PROBLEM STATEMENT:
Print out every line, exactly as written.

Stored dataset items
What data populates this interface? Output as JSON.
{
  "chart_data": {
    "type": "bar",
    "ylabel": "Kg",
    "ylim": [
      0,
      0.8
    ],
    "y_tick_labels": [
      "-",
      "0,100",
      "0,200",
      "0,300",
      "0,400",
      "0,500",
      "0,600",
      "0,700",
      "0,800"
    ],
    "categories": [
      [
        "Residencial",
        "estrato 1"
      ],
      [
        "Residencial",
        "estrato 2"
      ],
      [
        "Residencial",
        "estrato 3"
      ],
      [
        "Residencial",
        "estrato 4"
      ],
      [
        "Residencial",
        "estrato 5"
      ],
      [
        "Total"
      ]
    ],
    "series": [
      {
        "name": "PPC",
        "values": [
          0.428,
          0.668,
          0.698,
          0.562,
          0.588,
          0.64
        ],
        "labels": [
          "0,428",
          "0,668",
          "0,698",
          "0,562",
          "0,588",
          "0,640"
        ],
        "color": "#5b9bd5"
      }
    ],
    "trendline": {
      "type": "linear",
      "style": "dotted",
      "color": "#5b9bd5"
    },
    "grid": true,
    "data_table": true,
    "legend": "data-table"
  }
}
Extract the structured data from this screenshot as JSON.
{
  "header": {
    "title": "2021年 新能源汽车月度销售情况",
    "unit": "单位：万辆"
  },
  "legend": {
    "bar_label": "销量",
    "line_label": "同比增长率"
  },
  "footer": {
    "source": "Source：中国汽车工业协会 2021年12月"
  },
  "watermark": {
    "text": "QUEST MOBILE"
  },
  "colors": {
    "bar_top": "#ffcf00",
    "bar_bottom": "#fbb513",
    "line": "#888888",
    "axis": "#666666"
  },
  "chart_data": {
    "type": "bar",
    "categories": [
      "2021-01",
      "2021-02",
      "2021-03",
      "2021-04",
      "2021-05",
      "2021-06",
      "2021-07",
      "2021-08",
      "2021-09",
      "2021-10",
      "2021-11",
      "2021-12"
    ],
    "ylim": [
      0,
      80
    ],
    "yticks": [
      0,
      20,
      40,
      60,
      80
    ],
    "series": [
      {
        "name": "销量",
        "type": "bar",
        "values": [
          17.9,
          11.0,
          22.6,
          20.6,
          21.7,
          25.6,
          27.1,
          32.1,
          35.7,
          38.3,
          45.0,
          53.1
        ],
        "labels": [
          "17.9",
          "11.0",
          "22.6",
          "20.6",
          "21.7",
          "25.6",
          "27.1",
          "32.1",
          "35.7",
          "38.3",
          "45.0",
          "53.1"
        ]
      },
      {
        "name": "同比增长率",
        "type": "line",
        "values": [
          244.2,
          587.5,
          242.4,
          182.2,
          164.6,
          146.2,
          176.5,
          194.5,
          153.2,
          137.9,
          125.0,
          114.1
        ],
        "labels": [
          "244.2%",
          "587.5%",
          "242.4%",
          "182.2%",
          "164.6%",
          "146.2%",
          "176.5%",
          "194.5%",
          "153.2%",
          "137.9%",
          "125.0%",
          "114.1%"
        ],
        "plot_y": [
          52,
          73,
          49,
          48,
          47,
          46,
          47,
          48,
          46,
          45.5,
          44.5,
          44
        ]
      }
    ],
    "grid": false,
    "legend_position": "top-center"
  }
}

RESPONSE:
What data populates this interface? Output as JSON.
{
  "chart_data": {
    "type": "bar",
    "ylabel": "Kg",
    "ylim": [
      0,
      0.8
    ],
    "y_tick_labels": [
      "-",
      "0,100",
      "0,200",
      "0,300",
      "0,400",
      "0,500",
      "0,600",
      "0,700",
      "0,800"
    ],
    "categories": [
      [
        "Residencial",
        "estrato 1"
      ],
      [
        "Residencial",
        "estrato 2"
      ],
      [
        "Residencial",
        "estrato 3"
      ],
      [
        "Residencial",
        "estrato 4"
      ],
      [
        "Residencial",
        "estrato 5"
      ],
      [
        "Total"
      ]
    ],
    "series": [
      {
        "name": "PPC",
        "values": [
          0.428,
          0.668,
          0.698,
          0.562,
          0.588,
          0.64
        ],
        "labels": [
          "0,428",
          "0,668",
          "0,698",
          "0,562",
          "0,588",
          "0,640"
        ],
        "color": "#5b9bd5"
      }
    ],
    "trendline": {
      "type": "linear",
      "style": "dotted",
      "color": "#5b9bd5"
    },
    "grid": true,
    "data_table": true,
    "legend": "data-table"
  }
}
Extract the structured data from this screenshot as JSON.
{
  "header": {
    "title": "2021年 新能源汽车月度销售情况",
    "unit": "单位：万辆"
  },
  "legend": {
    "bar_label": "销量",
    "line_label": "同比增长率"
  },
  "footer": {
    "source": "Source：中国汽车工业协会 2021年12月"
  },
  "watermark": {
    "text": "QUEST MOBILE"
  },
  "colors": {
    "bar_top": "#ffcf00",
    "bar_bottom": "#fbb513",
    "line": "#888888",
    "axis": "#666666"
  },
  "chart_data": {
    "type": "bar",
    "categories": [
      "2021-01",
      "2021-02",
      "2021-03",
      "2021-04",
      "2021-05",
      "2021-06",
      "2021-07",
      "2021-08",
      "2021-09",
      "2021-10",
      "2021-11",
      "2021-12"
    ],
    "ylim": [
      0,
      80
    ],
    "yticks": [
      0,
      20,
      40,
      60,
      80
    ],
    "series": [
      {
        "name": "销量",
        "type": "bar",
        "values": [
          17.9,
          11.0,
          22.6,
          20.6,
          21.7,
          25.6,
          27.1,
          32.1,
          35.7,
          38.3,
          45.0,
          53.1
        ],
        "labels": [
          "17.9",
          "11.0",
          "22.6",
          "20.6",
          "21.7",
          "25.6",
          "27.1",
          "32.1",
          "35.7",
          "38.3",
          "45.0",
          "53.1"
        ]
      },
      {
        "name": "同比增长率",
        "type": "line",
        "values": [
          244.2,
          587.5,
          242.4,
          182.2,
          164.6,
          146.2,
          176.5,
          194.5,
          153.2,
          137.9,
          125.0,
          114.1
        ],
        "labels": [
          "244.2%",
          "587.5%",
          "242.4%",
          "182.2%",
          "164.6%",
          "146.2%",
          "176.5%",
          "194.5%",
          "153.2%",
          "137.9%",
          "125.0%",
          "114.1%"
        ],
        "plot_y": [
          52,
          73,
          49,
          48,
          47,
          46,
          47,
          48,
          46,
          45.5,
          44.5,
          44
        ]
      }
    ],
    "grid": false,
    "legend_position": "top-center"
  }
}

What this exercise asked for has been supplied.